Passage fourni:
····················

Il est important de noter que les victimes de génocide sont
délibérément visées – et non pas prises au hasard – en raison de leur
appartenance, réelle ou supposée, à l’un des quatre groupes de population
protégés par la Convention (ce qui exclut les groupes politiques, par exemple).
La cible de la destruction doit donc être le groupe, en tant que tel, et non
ses membres en tant qu’individus. Le génocide peut également être commis contre
une partie seulement du groupe, pour autant qu’elle soit identifiable (y
compris à l’intérieur d’une zone géographiquement limitée) et
« significative ».
Ainsi, une population donnée (exemple : population
syrienne, notamment sunnite) peut être victime de crimes de guerre, voire de
crimes contre l’humanité, sans que cela constitue, pour autant, un génocide. Il
est absurde, voire dangereux, a fortiori, de retenir la qualification de
« génocide » dans un contexte d’absence d’actus reus (élément
physique) qui s’ajoute à une grande difficulté de prouver le mens rea (élément
moral).
Un tel emploi abusif du terme « génocide » est
d’autant plus grave que, généralement, comme il a été exposé supra, les
« génocidophobes » deviennent parfois des génocidaires, la
« génocidophobie » engendre parfois le génocide et que l’alimentation
du fantasme phobique par rapport à l’existence éventuelle d’un génocide –
sentiment qui peut être partiellement légitimé par des éléments réels et
tangibles, mais qui restent insuffisants, malgré leur grande gravité et
ampleur, à qualifier objectivement et juridiquement un génocide – peut pousser,
en réalité, au passage à l’acte génocidaire contre les autres, par ceux-là
mêmes qui craignaient d’en être victimes.

····················

Données de l'exercice:
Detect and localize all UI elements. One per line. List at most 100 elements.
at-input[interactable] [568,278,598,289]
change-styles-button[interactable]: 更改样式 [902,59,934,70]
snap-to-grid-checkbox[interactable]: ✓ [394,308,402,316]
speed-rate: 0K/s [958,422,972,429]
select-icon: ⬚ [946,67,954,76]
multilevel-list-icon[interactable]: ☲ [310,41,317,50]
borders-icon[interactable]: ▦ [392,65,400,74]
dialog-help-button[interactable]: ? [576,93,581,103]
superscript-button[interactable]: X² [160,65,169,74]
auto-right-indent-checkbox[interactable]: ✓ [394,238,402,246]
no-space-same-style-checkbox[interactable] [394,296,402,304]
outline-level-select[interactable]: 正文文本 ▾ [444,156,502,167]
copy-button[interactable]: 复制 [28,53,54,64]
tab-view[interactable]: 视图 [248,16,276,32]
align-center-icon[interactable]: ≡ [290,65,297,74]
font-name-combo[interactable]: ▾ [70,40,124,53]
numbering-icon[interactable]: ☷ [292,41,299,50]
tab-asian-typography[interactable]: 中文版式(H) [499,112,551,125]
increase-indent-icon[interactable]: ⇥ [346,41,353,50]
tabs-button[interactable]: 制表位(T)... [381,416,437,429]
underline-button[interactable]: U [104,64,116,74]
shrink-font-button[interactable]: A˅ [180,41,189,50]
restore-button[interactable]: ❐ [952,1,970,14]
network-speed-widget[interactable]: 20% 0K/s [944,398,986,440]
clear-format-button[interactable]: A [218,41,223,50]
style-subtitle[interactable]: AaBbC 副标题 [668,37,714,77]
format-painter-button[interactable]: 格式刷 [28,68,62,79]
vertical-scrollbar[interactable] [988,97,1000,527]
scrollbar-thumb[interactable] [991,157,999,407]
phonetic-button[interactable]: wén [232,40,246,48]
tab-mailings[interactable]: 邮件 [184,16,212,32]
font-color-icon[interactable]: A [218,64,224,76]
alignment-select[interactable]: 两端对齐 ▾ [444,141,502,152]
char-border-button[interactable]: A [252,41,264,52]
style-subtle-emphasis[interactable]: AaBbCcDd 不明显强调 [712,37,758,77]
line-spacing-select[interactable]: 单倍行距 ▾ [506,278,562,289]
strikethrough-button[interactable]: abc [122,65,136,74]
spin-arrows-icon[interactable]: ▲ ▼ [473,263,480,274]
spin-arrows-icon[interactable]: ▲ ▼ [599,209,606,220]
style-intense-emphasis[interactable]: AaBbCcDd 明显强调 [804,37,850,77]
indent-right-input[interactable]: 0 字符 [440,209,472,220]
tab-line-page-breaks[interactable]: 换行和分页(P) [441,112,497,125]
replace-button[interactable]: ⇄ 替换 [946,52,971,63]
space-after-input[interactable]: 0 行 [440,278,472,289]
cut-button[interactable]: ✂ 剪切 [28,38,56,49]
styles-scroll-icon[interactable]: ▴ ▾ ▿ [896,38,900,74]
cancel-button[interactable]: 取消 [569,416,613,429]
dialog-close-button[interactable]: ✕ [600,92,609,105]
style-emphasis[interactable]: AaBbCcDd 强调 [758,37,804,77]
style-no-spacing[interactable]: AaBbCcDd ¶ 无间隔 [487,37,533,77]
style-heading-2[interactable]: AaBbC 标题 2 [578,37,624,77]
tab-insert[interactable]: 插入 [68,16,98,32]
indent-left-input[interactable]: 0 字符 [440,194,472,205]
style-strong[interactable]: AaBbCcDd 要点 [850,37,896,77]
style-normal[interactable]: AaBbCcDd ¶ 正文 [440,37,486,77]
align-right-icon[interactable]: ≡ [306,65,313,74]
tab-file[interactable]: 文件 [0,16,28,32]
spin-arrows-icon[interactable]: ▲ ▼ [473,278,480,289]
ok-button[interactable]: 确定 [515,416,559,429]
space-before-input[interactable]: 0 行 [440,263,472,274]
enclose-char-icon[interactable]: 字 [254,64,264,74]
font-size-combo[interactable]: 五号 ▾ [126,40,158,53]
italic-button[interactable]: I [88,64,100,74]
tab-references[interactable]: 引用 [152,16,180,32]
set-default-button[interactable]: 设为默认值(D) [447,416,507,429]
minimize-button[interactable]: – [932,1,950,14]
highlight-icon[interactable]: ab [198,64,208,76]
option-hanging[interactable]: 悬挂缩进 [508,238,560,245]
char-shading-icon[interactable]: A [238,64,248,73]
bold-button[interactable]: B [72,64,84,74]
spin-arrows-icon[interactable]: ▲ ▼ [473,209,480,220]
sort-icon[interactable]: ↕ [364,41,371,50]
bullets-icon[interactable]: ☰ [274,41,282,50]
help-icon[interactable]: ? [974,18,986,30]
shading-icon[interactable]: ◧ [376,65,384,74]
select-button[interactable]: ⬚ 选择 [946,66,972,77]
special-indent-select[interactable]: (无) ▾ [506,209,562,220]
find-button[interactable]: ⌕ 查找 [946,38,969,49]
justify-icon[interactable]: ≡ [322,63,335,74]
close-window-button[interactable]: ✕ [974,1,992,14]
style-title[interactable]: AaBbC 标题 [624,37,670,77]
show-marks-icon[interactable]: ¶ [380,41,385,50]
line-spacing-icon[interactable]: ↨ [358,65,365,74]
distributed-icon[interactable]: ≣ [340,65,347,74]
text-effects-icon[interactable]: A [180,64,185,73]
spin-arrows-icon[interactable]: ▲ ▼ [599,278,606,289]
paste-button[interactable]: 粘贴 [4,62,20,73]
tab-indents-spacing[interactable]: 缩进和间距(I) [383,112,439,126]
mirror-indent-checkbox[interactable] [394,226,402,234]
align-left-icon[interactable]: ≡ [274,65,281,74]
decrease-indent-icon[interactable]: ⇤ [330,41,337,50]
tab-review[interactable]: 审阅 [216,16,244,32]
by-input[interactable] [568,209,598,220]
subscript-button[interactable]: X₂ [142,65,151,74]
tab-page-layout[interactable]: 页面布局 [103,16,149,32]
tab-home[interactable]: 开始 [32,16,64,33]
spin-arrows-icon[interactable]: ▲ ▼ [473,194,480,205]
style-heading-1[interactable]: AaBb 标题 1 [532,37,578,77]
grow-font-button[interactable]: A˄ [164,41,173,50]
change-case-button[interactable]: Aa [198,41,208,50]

····················

Consigne donnée A: Relevez tous les termes placés entre guillemets dans le passage sur le génocide, en citant chacun une seule fois.
Consigne donnée B: Recopiez les lignes du listing depuis son début jusqu'à la ligne contenant "spin-arrows-icon[interactable]: ▲ ▼ [599,209,606,220]", incluse, en substituant « toggle » à « checkbox » partout, sans rien modifier d'autre.

Réponse correcte A:
« significative »
« génocide »
« génocidophobes »
« génocidophobie »

Réponse correcte B:
Detect and localize all UI elements. One per line. List at most 100 elements.
at-input[interactable] [568,278,598,289]
change-styles-button[interactable]: 更改样式 [902,59,934,70]
snap-to-grid-toggle[interactable]: ✓ [394,308,402,316]
speed-rate: 0K/s [958,422,972,429]
select-icon: ⬚ [946,67,954,76]
multilevel-list-icon[interactable]: ☲ [310,41,317,50]
borders-icon[interactable]: ▦ [392,65,400,74]
dialog-help-button[interactable]: ? [576,93,581,103]
superscript-button[interactable]: X² [160,65,169,74]
auto-right-indent-toggle[interactable]: ✓ [394,238,402,246]
no-space-same-style-toggle[interactable] [394,296,402,304]
outline-level-select[interactable]: 正文文本 ▾ [444,156,502,167]
copy-button[interactable]: 复制 [28,53,54,64]
tab-view[interactable]: 视图 [248,16,276,32]
align-center-icon[interactable]: ≡ [290,65,297,74]
font-name-combo[interactable]: ▾ [70,40,124,53]
numbering-icon[interactable]: ☷ [292,41,299,50]
tab-asian-typography[interactable]: 中文版式(H) [499,112,551,125]
increase-indent-icon[interactable]: ⇥ [346,41,353,50]
tabs-button[interactable]: 制表位(T)... [381,416,437,429]
underline-button[interactable]: U [104,64,116,74]
shrink-font-button[interactable]: A˅ [180,41,189,50]
restore-button[interactable]: ❐ [952,1,970,14]
network-speed-widget[interactable]: 20% 0K/s [944,398,986,440]
clear-format-button[interactable]: A [218,41,223,50]
style-subtitle[interactable]: AaBbC 副标题 [668,37,714,77]
format-painter-button[interactable]: 格式刷 [28,68,62,79]
vertical-scrollbar[interactable] [988,97,1000,527]
scrollbar-thumb[interactable] [991,157,999,407]
phonetic-button[interactable]: wén [232,40,246,48]
tab-mailings[interactable]: 邮件 [184,16,212,32]
font-color-icon[interactable]: A [218,64,224,76]
alignment-select[interactable]: 两端对齐 ▾ [444,141,502,152]
char-border-button[interactable]: A [252,41,264,52]
style-subtle-emphasis[interactable]: AaBbCcDd 不明显强调 [712,37,758,77]
line-spacing-select[interactable]: 单倍行距 ▾ [506,278,562,289]
strikethrough-button[interactable]: abc [122,65,136,74]
spin-arrows-icon[interactable]: ▲ ▼ [473,263,480,274]
spin-arrows-icon[interactable]: ▲ ▼ [599,209,606,220]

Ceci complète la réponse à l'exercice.